--- Written exercise ---
Rewrite every line of the entries below as a Markdown table with two columns, Row and Entry Line. Number the rows and skip any blank lines.

--- Extracted entries ---
..........

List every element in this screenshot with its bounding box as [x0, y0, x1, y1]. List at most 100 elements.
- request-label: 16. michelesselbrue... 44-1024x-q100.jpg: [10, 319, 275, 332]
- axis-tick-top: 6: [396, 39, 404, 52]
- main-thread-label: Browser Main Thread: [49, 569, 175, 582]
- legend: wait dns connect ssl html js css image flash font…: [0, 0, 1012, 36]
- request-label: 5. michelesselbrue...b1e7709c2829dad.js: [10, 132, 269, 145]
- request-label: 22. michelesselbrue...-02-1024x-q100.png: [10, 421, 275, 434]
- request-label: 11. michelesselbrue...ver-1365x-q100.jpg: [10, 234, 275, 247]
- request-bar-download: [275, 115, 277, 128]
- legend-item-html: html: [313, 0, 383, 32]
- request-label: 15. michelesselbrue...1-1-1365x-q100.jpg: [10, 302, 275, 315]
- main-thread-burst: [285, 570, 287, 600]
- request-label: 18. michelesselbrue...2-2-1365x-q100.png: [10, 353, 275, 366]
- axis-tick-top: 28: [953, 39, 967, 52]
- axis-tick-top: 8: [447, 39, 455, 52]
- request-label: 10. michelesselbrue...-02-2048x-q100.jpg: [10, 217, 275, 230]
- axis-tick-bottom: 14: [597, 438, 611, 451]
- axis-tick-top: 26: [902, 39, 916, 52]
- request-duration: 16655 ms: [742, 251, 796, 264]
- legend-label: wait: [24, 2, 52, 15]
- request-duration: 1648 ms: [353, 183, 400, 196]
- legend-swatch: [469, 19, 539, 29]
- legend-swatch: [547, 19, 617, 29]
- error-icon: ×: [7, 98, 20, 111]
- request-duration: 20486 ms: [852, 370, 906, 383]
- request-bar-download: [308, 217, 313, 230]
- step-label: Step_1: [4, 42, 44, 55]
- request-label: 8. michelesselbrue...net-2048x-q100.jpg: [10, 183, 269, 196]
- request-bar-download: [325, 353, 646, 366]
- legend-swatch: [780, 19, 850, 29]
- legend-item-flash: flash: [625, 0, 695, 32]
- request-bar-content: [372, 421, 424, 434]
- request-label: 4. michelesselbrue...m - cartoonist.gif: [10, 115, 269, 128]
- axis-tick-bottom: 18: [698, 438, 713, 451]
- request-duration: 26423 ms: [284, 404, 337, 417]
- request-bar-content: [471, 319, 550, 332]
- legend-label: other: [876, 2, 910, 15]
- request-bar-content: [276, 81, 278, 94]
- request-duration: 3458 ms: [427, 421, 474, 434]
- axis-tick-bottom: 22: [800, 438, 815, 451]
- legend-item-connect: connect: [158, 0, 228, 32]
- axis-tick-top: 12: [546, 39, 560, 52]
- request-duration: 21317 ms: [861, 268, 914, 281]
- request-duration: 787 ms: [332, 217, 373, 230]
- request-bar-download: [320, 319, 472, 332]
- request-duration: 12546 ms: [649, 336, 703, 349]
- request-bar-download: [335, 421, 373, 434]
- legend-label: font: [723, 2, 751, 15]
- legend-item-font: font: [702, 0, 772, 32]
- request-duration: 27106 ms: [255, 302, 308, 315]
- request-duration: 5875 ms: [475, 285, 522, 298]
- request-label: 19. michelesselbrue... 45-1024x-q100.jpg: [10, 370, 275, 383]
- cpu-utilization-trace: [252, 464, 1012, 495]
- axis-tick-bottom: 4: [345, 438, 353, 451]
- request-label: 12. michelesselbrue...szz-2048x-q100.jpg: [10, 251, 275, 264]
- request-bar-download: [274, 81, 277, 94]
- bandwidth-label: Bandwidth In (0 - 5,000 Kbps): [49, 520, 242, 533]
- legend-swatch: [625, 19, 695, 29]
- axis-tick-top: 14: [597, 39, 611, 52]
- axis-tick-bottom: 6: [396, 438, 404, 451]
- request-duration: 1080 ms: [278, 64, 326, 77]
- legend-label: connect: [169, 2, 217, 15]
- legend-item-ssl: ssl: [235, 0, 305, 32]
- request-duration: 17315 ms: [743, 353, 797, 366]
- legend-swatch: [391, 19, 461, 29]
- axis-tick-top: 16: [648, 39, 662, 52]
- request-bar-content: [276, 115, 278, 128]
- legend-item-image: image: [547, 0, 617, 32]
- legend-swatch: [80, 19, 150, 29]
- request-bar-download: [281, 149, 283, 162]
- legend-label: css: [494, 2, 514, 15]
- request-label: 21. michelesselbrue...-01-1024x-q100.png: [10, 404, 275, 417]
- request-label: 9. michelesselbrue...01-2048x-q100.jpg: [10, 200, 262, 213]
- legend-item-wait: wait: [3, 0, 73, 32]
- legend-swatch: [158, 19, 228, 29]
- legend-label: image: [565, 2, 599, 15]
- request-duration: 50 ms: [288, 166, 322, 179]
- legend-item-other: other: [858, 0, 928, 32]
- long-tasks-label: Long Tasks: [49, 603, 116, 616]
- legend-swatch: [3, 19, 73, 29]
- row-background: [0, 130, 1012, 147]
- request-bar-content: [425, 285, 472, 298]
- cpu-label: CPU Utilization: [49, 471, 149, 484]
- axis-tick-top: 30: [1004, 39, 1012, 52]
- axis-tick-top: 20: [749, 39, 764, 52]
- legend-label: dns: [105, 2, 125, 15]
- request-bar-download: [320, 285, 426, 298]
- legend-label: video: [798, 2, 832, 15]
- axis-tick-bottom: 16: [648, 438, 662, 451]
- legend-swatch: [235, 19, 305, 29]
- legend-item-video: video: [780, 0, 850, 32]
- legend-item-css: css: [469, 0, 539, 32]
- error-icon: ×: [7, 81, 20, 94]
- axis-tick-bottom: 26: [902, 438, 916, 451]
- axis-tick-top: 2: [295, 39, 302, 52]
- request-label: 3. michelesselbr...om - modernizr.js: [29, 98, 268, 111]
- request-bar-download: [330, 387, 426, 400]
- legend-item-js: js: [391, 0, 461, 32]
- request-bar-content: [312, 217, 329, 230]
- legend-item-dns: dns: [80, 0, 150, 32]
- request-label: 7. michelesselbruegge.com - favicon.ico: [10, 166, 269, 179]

..........

--- Expected answer ---
| Row | Entry Line |
|---|---|
| 1 | List every element in this screenshot with its bounding box as [x0, y0, x1, y1]. List at most 100 elements. |
| 2 | - request-label: 16. michelesselbrue... 44-1024x-q100.jpg: [10, 319, 275, 332] |
| 3 | - axis-tick-top: 6: [396, 39, 404, 52] |
| 4 | - main-thread-label: Browser Main Thread: [49, 569, 175, 582] |
| 5 | - legend: wait dns connect ssl html js css image flash font…: [0, 0, 1012, 36] |
| 6 | - request-label: 5. michelesselbrue...b1e7709c2829dad.js: [10, 132, 269, 145] |
| 7 | - request-label: 22. michelesselbrue...-02-1024x-q100.png: [10, 421, 275, 434] |
| 8 | - request-label: 11. michelesselbrue...ver-1365x-q100.jpg: [10, 234, 275, 247] |
| 9 | - request-bar-download: [275, 115, 277, 128] |
| 10 | - legend-item-html: html: [313, 0, 383, 32] |
| 11 | - request-label: 15. michelesselbrue...1-1-1365x-q100.jpg: [10, 302, 275, 315] |
| 12 | - main-thread-burst: [285, 570, 287, 600] |
| 13 | - request-label: 18. michelesselbrue...2-2-1365x-q100.png: [10, 353, 275, 366] |
| 14 | - axis-tick-top: 28: [953, 39, 967, 52] |
| 15 | - axis-tick-top: 8: [447, 39, 455, 52] |
| 16 | - request-label: 10. michelesselbrue...-02-2048x-q100.jpg: [10, 217, 275, 230] |
| 17 | - axis-tick-bottom: 14: [597, 438, 611, 451] |
| 18 | - axis-tick-top: 26: [902, 39, 916, 52] |
| 19 | - request-duration: 16655 ms: [742, 251, 796, 264] |
| 20 | - legend-label: wait: [24, 2, 52, 15] |
| 21 | - request-duration: 1648 ms: [353, 183, 400, 196] |
| 22 | - legend-swatch: [469, 19, 539, 29] |
| 23 | - legend-swatch: [547, 19, 617, 29] |
| 24 | - error-icon: ×: [7, 98, 20, 111] |
| 25 | - request-duration: 20486 ms: [852, 370, 906, 383] |
| 26 | - request-bar-download: [308, 217, 313, 230] |
| 27 | - step-label: Step_1: [4, 42, 44, 55] |
| 28 | - request-label: 8. michelesselbrue...net-2048x-q100.jpg: [10, 183, 269, 196] |
| 29 | - request-bar-download: [325, 353, 646, 366] |
| 30 | - legend-swatch: [780, 19, 850, 29] |
| 31 | - legend-item-flash: flash: [625, 0, 695, 32] |
| 32 | - request-bar-content: [372, 421, 424, 434] |
| 33 | - request-label: 4. michelesselbrue...m - cartoonist.gif: [10, 115, 269, 128] |
| 34 | - axis-tick-bottom: 18: [698, 438, 713, 451] |
| 35 | - request-duration: 26423 ms: [284, 404, 337, 417] |
| 36 | - request-bar-content: [471, 319, 550, 332] |
| 37 | - legend-label: other: [876, 2, 910, 15] |
| 38 | - request-bar-content: [276, 81, 278, 94] |
| 39 | - request-duration: 3458 ms: [427, 421, 474, 434] |
| 40 | - axis-tick-bottom: 22: [800, 438, 815, 451] |
| 41 | - legend-item-connect: connect: [158, 0, 228, 32] |
| 42 | - axis-tick-top: 12: [546, 39, 560, 52] |
| 43 | - request-duration: 21317 ms: [861, 268, 914, 281] |
| 44 | - request-duration: 787 ms: [332, 217, 373, 230] |
| 45 | - request-bar-download: [320, 319, 472, 332] |
| 46 | - request-duration: 12546 ms: [649, 336, 703, 349] |
| 47 | - request-bar-download: [335, 421, 373, 434] |
| 48 | - legend-label: font: [723, 2, 751, 15] |
| 49 | - legend-item-font: font: [702, 0, 772, 32] |
| 50 | - request-duration: 27106 ms: [255, 302, 308, 315] |
| 51 | - request-duration: 5875 ms: [475, 285, 522, 298] |
| 52 | - request-label: 19. michelesselbrue... 45-1024x-q100.jpg: [10, 370, 275, 383] |
| 53 | - cpu-utilization-trace: [252, 464, 1012, 495] |
| 54 | - axis-tick-bottom: 4: [345, 438, 353, 451] |
| 55 | - request-label: 12. michelesselbrue...szz-2048x-q100.jpg: [10, 251, 275, 264] |
| 56 | - request-bar-download: [274, 81, 277, 94] |
| 57 | - bandwidth-label: Bandwidth In (0 - 5,000 Kbps): [49, 520, 242, 533] |
| 58 | - legend-swatch: [625, 19, 695, 29] |
| 59 | - axis-tick-top: 14: [597, 39, 611, 52] |
| 60 | - axis-tick-bottom: 6: [396, 438, 404, 451] |
| 61 | - request-duration: 1080 ms: [278, 64, 326, 77] |
| 62 | - legend-label: connect: [169, 2, 217, 15] |
| 63 | - legend-item-ssl: ssl: [235, 0, 305, 32] |
| 64 | - request-duration: 17315 ms: [743, 353, 797, 366] |
| 65 | - legend-swatch: [391, 19, 461, 29] |
| 66 | - axis-tick-top: 16: [648, 39, 662, 52] |
| 67 | - request-bar-content: [276, 115, 278, 128] |
| 68 | - legend-item-image: image: [547, 0, 617, 32] |
| 69 | - legend-swatch: [80, 19, 150, 29] |
| 70 | - request-bar-download: [281, 149, 283, 162] |
| 71 | - legend-label: css: [494, 2, 514, 15] |
| 72 | - request-label: 21. michelesselbrue...-01-1024x-q100.png: [10, 404, 275, 417] |
| 73 | - request-label: 9. michelesselbrue...01-2048x-q100.jpg: [10, 200, 262, 213] |
| 74 | - legend-item-wait: wait: [3, 0, 73, 32] |
| 75 | - legend-swatch: [158, 19, 228, 29] |
| 76 | - legend-label: image: [565, 2, 599, 15] |
| 77 | - request-duration: 50 ms: [288, 166, 322, 179] |
| 78 | - legend-item-other: other: [858, 0, 928, 32] |
| 79 | - long-tasks-label: Long Tasks: [49, 603, 116, 616] |
| 80 | - legend-swatch: [3, 19, 73, 29] |
| 81 | - row-background: [0, 130, 1012, 147] |
| 82 | - request-bar-content: [425, 285, 472, 298] |
| 83 | - cpu-label: CPU Utilization: [49, 471, 149, 484] |
| 84 | - axis-tick-top: 30: [1004, 39, 1012, 52] |
| 85 | - axis-tick-top: 20: [749, 39, 764, 52] |
| 86 | - legend-label: dns: [105, 2, 125, 15] |
| 87 | - request-bar-download: [320, 285, 426, 298] |
| 88 | - legend-label: video: [798, 2, 832, 15] |
| 89 | - axis-tick-bottom: 16: [648, 438, 662, 451] |
| 90 | - legend-swatch: [235, 19, 305, 29] |
| 91 | - legend-item-video: video: [780, 0, 850, 32] |
| 92 | - legend-item-css: css: [469, 0, 539, 32] |
| 93 | - error-icon: ×: [7, 81, 20, 94] |
| 94 | - axis-tick-bottom: 26: [902, 438, 916, 451] |
| 95 | - axis-tick-top: 2: [295, 39, 302, 52] |
| 96 | - request-label: 3. michelesselbr...om - modernizr.js: [29, 98, 268, 111] |
| 97 | - request-bar-download: [330, 387, 426, 400] |
| 98 | - legend-item-js: js: [391, 0, 461, 32] |
| 99 | - request-bar-content: [312, 217, 329, 230] |
| 100 | - legend-item-dns: dns: [80, 0, 150, 32] |
| 101 | - request-label: 7. michelesselbruegge.com - favicon.ico: [10, 166, 269, 179] |